— START OF Extracted material —

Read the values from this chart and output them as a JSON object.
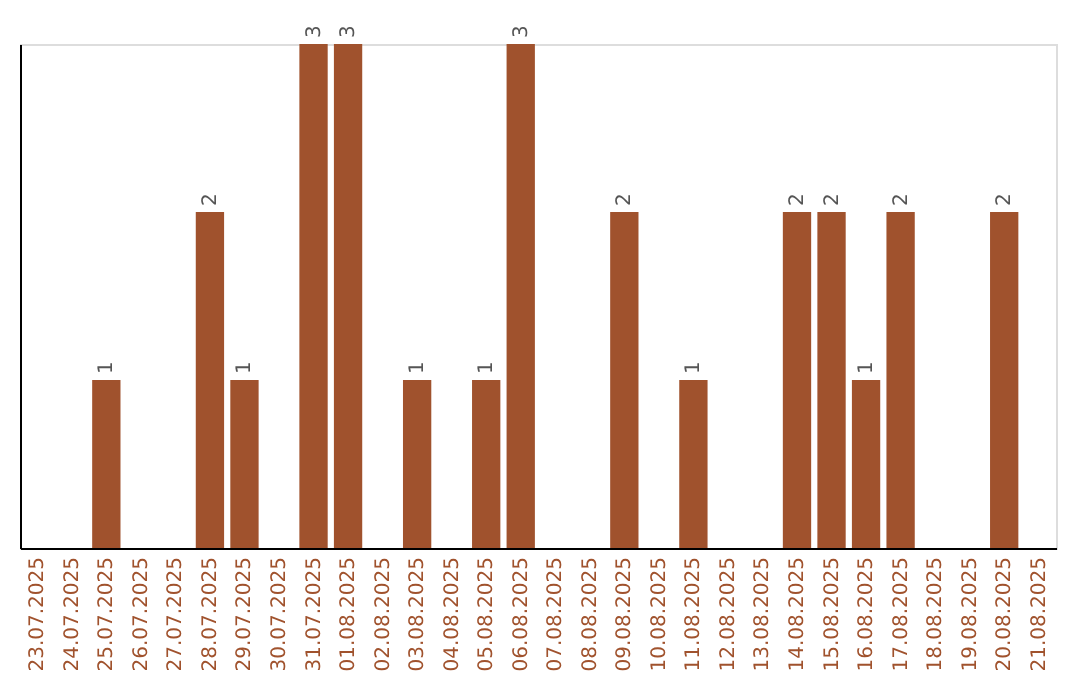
{
  "chart_data": {
    "type": "bar",
    "categories": [
      "23.07.2025",
      "24.07.2025",
      "25.07.2025",
      "26.07.2025",
      "27.07.2025",
      "28.07.2025",
      "29.07.2025",
      "30.07.2025",
      "31.07.2025",
      "01.08.2025",
      "02.08.2025",
      "03.08.2025",
      "04.08.2025",
      "05.08.2025",
      "06.08.2025",
      "07.08.2025",
      "08.08.2025",
      "09.08.2025",
      "10.08.2025",
      "11.08.2025",
      "12.08.2025",
      "13.08.2025",
      "14.08.2025",
      "15.08.2025",
      "16.08.2025",
      "17.08.2025",
      "18.08.2025",
      "19.08.2025",
      "20.08.2025",
      "21.08.2025"
    ],
    "values": [
      null,
      null,
      1,
      null,
      null,
      2,
      1,
      null,
      3,
      3,
      null,
      1,
      null,
      1,
      3,
      null,
      null,
      2,
      null,
      1,
      null,
      null,
      2,
      2,
      1,
      2,
      null,
      null,
      2,
      null
    ],
    "color": "#a0522d",
    "ylim": [
      0,
      3
    ],
    "data_labels": true,
    "tick_labels": "x",
    "grid": false
  }
}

— END OF Extracted material —

The problem: Search the data for the word "values" and copy each line where it appears.

Task response:
Read the values from this chart and output them as a JSON object.
    "values": [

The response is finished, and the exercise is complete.